The listing must be reproduced in full, exactly as it stands.

####################

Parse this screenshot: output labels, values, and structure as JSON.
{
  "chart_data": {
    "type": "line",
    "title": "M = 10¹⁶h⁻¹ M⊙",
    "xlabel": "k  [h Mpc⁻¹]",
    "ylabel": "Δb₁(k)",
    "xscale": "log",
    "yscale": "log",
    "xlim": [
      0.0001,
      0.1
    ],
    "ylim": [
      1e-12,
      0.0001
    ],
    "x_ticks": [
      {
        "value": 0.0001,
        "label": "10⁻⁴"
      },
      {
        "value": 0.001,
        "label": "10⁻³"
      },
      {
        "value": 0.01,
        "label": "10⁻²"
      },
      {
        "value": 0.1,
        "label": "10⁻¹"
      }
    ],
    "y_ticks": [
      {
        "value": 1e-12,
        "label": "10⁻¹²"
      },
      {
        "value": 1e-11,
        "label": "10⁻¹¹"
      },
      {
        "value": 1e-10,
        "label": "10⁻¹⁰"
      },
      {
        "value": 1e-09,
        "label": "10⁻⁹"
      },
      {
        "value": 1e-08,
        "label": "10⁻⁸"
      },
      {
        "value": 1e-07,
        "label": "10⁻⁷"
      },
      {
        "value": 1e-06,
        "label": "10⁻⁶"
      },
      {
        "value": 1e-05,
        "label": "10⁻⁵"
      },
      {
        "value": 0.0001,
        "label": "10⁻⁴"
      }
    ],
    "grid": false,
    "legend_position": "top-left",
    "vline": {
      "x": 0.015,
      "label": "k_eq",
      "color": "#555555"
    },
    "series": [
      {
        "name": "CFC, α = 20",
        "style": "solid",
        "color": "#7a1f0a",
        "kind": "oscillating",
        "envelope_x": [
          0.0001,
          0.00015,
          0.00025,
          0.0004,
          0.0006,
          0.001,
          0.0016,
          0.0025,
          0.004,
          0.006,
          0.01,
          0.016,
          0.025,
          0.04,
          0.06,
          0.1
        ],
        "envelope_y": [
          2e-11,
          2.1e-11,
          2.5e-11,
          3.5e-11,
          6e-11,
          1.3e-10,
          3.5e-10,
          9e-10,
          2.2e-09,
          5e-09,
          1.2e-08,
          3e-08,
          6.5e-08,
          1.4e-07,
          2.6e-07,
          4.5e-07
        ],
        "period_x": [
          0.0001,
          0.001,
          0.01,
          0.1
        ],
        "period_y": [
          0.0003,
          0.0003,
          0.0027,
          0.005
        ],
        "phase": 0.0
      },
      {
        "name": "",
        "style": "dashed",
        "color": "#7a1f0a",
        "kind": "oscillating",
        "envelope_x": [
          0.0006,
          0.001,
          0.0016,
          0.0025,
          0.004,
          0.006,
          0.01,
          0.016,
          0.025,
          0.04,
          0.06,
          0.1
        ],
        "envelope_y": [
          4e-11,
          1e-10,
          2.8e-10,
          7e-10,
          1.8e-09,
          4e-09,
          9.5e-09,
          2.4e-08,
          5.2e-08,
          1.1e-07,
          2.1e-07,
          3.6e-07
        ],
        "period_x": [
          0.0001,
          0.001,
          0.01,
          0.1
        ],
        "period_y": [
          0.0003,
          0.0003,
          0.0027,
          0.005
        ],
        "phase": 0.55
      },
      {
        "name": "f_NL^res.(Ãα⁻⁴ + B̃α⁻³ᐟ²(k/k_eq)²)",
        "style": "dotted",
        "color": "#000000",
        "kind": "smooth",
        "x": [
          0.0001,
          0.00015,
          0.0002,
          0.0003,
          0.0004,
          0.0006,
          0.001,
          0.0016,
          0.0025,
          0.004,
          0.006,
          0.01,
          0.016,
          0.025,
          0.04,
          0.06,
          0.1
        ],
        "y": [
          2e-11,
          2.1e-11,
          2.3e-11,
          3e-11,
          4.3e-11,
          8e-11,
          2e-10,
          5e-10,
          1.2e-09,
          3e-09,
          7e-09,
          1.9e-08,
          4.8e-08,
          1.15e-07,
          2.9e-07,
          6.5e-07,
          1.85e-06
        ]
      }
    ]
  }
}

####################

### Written solution
Parse this screenshot: output labels, values, and structure as JSON.
{
  "chart_data": {
    "type": "line",
    "title": "M = 10¹⁶h⁻¹ M⊙",
    "xlabel": "k  [h Mpc⁻¹]",
    "ylabel": "Δb₁(k)",
    "xscale": "log",
    "yscale": "log",
    "xlim": [
      0.0001,
      0.1
    ],
    "ylim": [
      1e-12,
      0.0001
    ],
    "x_ticks": [
      {
        "value": 0.0001,
        "label": "10⁻⁴"
      },
      {
        "value": 0.001,
        "label": "10⁻³"
      },
      {
        "value": 0.01,
        "label": "10⁻²"
      },
      {
        "value": 0.1,
        "label": "10⁻¹"
      }
    ],
    "y_ticks": [
      {
        "value": 1e-12,
        "label": "10⁻¹²"
      },
      {
        "value": 1e-11,
        "label": "10⁻¹¹"
      },
      {
        "value": 1e-10,
        "label": "10⁻¹⁰"
      },
      {
        "value": 1e-09,
        "label": "10⁻⁹"
      },
      {
        "value": 1e-08,
        "label": "10⁻⁸"
      },
      {
        "value": 1e-07,
        "label": "10⁻⁷"
      },
      {
        "value": 1e-06,
        "label": "10⁻⁶"
      },
      {
        "value": 1e-05,
        "label": "10⁻⁵"
      },
      {
        "value": 0.0001,
        "label": "10⁻⁴"
      }
    ],
    "grid": false,
    "legend_position": "top-left",
    "vline": {
      "x": 0.015,
      "label": "k_eq",
      "color": "#555555"
    },
    "series": [
      {
        "name": "CFC, α = 20",
        "style": "solid",
        "color": "#7a1f0a",
        "kind": "oscillating",
        "envelope_x": [
          0.0001,
          0.00015,
          0.00025,
          0.0004,
          0.0006,
          0.001,
          0.0016,
          0.0025,
          0.004,
          0.006,
          0.01,
          0.016,
          0.025,
          0.04,
          0.06,
          0.1
        ],
        "envelope_y": [
          2e-11,
          2.1e-11,
          2.5e-11,
          3.5e-11,
          6e-11,
          1.3e-10,
          3.5e-10,
          9e-10,
          2.2e-09,
          5e-09,
          1.2e-08,
          3e-08,
          6.5e-08,
          1.4e-07,
          2.6e-07,
          4.5e-07
        ],
        "period_x": [
          0.0001,
          0.001,
          0.01,
          0.1
        ],
        "period_y": [
          0.0003,
          0.0003,
          0.0027,
          0.005
        ],
        "phase": 0.0
      },
      {
        "name": "",
        "style": "dashed",
        "color": "#7a1f0a",
        "kind": "oscillating",
        "envelope_x": [
          0.0006,
          0.001,
          0.0016,
          0.0025,
          0.004,
          0.006,
          0.01,
          0.016,
          0.025,
          0.04,
          0.06,
          0.1
        ],
        "envelope_y": [
          4e-11,
          1e-10,
          2.8e-10,
          7e-10,
          1.8e-09,
          4e-09,
          9.5e-09,
          2.4e-08,
          5.2e-08,
          1.1e-07,
          2.1e-07,
          3.6e-07
        ],
        "period_x": [
          0.0001,
          0.001,
          0.01,
          0.1
        ],
        "period_y": [
          0.0003,
          0.0003,
          0.0027,
          0.005
        ],
        "phase": 0.55
      },
      {
        "name": "f_NL^res.(Ãα⁻⁴ + B̃α⁻³ᐟ²(k/k_eq)²)",
        "style": "dotted",
        "color": "#000000",
        "kind": "smooth",
        "x": [
          0.0001,
          0.00015,
          0.0002,
          0.0003,
          0.0004,
          0.0006,
          0.001,
          0.0016,
          0.0025,
          0.004,
          0.006,
          0.01,
          0.016,
          0.025,
          0.04,
          0.06,
          0.1
        ],
        "y": [
          2e-11,
          2.1e-11,
          2.3e-11,
          3e-11,
          4.3e-11,
          8e-11,
          2e-10,
          5e-10,
          1.2e-09,
          3e-09,
          7e-09,
          1.9e-08,
          4.8e-08,
          1.15e-07,
          2.9e-07,
          6.5e-07,
          1.85e-06
        ]
      }
    ]
  }
}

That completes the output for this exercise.